Exercise: Each record must be retyped in full. No character may differ.

Stored items:

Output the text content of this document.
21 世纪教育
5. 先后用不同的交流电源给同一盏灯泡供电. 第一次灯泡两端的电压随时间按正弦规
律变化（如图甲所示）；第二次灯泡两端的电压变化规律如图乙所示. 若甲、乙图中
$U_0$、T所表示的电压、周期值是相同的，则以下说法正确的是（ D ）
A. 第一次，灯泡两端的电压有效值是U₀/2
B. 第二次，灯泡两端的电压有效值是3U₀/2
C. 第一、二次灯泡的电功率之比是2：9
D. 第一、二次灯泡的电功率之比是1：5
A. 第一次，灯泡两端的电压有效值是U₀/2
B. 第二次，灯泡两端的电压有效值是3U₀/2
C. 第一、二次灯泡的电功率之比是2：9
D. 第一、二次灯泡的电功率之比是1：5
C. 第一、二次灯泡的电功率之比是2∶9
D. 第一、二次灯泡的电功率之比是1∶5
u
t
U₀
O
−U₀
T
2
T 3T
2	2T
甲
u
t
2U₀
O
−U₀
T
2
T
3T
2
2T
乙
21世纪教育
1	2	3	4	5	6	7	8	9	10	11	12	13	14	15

Solution to this exercise:
Output the text content of this document.
21 世纪教育
5. 先后用不同的交流电源给同一盏灯泡供电. 第一次灯泡两端的电压随时间按正弦规
律变化（如图甲所示）；第二次灯泡两端的电压变化规律如图乙所示. 若甲、乙图中
$U_0$、T所表示的电压、周期值是相同的，则以下说法正确的是（ D ）
A. 第一次，灯泡两端的电压有效值是U₀/2
B. 第二次，灯泡两端的电压有效值是3U₀/2
C. 第一、二次灯泡的电功率之比是2：9
D. 第一、二次灯泡的电功率之比是1：5
A. 第一次，灯泡两端的电压有效值是U₀/2
B. 第二次，灯泡两端的电压有效值是3U₀/2
C. 第一、二次灯泡的电功率之比是2：9
D. 第一、二次灯泡的电功率之比是1：5
C. 第一、二次灯泡的电功率之比是2∶9
D. 第一、二次灯泡的电功率之比是1∶5
u
t
U₀
O
−U₀
T
2
T 3T
2	2T
甲
u
t
2U₀
O
−U₀
T
2
T
3T
2
2T
乙
21世纪教育
1	2	3	4	5	6	7	8	9	10	11	12	13	14	15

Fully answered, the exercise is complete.